== Task brief ==
Locate all lines with the word "from" and copy them out.

== Source data ==
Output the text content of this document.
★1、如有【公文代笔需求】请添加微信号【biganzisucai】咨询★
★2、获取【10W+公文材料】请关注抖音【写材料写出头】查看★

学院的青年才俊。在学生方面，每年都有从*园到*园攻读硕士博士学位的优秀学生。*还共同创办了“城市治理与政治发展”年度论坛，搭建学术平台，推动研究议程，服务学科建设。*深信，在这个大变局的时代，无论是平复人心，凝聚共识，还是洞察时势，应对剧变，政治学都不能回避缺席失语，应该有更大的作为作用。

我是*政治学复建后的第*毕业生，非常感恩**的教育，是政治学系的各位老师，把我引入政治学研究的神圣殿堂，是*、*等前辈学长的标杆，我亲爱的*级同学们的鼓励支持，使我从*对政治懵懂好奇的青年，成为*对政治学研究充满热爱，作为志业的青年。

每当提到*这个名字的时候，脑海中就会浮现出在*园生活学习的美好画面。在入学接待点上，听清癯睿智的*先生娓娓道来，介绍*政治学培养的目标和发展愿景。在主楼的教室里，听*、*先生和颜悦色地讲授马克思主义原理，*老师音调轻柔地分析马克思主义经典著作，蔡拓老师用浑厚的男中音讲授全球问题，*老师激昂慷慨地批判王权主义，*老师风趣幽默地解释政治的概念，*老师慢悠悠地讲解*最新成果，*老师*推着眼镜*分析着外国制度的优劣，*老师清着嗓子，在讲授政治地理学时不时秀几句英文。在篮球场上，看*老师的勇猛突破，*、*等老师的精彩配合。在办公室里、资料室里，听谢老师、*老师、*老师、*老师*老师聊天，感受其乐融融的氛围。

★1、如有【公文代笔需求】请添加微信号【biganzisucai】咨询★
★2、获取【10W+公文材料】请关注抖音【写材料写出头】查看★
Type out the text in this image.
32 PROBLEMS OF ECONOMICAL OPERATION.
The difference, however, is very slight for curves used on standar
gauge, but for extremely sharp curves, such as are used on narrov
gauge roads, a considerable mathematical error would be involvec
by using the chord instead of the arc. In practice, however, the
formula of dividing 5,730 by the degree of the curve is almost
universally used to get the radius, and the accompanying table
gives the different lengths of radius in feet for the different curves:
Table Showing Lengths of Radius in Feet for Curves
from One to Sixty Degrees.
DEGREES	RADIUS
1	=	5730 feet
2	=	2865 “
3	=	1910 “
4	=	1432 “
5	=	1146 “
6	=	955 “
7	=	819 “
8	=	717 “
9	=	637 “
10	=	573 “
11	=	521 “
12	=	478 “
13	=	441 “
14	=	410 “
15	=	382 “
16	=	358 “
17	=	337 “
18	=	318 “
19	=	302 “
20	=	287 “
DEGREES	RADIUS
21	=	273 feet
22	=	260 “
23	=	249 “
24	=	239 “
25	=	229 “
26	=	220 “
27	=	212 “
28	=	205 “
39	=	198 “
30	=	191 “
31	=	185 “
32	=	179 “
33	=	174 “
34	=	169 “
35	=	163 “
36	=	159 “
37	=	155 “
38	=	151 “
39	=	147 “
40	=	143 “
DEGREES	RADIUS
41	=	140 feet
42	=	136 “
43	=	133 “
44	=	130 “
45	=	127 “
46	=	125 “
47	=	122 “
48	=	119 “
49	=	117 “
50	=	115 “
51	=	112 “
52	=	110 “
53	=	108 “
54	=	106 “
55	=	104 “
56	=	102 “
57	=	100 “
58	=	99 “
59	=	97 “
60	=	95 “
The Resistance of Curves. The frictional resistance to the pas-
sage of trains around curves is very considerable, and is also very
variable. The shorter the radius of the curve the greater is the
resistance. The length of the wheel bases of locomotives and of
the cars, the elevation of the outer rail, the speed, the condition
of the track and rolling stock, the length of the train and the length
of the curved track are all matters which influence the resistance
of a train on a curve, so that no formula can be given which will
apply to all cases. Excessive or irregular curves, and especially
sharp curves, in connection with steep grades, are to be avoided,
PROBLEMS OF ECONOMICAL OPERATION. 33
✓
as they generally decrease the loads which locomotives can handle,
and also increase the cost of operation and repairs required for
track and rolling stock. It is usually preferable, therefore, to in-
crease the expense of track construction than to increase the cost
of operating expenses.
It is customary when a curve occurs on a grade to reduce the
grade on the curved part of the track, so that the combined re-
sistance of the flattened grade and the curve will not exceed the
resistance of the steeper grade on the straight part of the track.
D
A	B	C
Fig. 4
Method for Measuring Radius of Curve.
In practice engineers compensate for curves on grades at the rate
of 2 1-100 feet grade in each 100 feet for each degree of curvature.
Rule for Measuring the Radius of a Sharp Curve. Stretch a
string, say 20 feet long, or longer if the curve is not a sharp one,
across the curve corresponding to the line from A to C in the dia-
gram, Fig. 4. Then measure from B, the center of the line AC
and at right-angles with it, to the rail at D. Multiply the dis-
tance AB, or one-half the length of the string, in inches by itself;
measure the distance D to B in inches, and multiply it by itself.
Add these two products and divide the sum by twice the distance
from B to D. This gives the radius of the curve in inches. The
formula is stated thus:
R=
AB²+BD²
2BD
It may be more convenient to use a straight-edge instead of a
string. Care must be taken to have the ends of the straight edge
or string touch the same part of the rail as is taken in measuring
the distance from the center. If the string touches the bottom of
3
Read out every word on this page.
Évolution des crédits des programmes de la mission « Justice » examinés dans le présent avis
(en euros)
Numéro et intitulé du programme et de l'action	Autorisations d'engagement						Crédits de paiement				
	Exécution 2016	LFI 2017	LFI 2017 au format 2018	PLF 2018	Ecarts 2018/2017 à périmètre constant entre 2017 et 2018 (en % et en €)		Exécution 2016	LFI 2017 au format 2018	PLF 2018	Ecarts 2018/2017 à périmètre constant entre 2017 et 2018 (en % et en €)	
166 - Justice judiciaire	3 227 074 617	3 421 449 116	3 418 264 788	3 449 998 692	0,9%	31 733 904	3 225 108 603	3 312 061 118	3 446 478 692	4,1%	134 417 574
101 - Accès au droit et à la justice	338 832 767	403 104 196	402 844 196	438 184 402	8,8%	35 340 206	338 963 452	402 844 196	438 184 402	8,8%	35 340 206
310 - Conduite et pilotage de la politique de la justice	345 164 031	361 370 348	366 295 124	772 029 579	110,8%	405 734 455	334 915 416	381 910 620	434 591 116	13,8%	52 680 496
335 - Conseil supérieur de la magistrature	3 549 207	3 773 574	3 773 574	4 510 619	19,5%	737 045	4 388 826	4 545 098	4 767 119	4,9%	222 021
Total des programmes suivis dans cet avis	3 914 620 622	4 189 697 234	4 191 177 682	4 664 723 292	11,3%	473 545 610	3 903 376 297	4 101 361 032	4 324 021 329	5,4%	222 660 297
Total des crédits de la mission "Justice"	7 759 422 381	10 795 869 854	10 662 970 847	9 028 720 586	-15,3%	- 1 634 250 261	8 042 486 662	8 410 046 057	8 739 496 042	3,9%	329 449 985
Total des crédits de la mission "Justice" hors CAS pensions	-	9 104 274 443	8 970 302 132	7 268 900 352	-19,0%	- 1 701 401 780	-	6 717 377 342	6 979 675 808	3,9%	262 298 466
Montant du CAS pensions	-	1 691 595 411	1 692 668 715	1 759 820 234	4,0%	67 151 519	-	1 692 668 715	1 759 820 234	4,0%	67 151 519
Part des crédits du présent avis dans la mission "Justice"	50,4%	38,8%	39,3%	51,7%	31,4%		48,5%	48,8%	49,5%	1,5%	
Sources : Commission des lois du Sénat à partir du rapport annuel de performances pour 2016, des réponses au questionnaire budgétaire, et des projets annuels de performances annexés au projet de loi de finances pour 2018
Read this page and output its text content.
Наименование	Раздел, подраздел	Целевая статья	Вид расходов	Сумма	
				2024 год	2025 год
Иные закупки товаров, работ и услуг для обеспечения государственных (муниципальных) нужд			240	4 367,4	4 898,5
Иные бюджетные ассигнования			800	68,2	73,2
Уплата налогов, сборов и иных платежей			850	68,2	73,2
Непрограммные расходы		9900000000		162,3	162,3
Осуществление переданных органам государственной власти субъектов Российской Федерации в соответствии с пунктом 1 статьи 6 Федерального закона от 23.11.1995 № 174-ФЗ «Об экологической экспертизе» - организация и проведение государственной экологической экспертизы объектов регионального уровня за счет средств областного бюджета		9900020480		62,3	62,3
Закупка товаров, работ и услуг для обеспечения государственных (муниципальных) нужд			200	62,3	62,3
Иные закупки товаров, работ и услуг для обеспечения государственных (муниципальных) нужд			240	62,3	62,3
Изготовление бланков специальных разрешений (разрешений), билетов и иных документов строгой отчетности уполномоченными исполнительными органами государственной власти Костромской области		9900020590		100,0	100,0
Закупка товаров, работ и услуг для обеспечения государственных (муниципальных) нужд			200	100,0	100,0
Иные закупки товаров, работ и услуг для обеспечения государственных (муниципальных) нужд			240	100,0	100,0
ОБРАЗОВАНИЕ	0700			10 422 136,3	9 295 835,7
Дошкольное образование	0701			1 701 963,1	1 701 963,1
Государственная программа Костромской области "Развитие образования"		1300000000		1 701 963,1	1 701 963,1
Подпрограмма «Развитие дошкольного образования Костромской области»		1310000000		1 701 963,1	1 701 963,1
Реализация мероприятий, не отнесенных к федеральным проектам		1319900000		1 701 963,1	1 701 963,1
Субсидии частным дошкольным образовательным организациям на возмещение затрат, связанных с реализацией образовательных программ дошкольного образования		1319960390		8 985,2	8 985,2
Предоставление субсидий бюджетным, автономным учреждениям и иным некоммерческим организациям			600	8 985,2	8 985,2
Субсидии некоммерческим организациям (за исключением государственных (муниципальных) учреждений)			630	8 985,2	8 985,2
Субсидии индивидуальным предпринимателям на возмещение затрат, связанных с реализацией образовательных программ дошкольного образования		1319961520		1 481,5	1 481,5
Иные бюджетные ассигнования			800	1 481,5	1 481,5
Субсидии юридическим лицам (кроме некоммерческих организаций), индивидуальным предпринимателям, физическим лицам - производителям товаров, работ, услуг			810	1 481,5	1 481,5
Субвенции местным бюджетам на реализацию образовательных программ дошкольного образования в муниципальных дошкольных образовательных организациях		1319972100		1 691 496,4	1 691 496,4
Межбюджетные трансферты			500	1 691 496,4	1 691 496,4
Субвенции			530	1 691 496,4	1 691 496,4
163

== The solution ==
from One to Sixty Degrees.
across the curve corresponding to the line from A to C in the dia-
gram, Fig. 4. Then measure from B, the center of the line AC
from B to D. This gives the radius of the curve in inches. The
the distance from the center. If the string touches the bottom of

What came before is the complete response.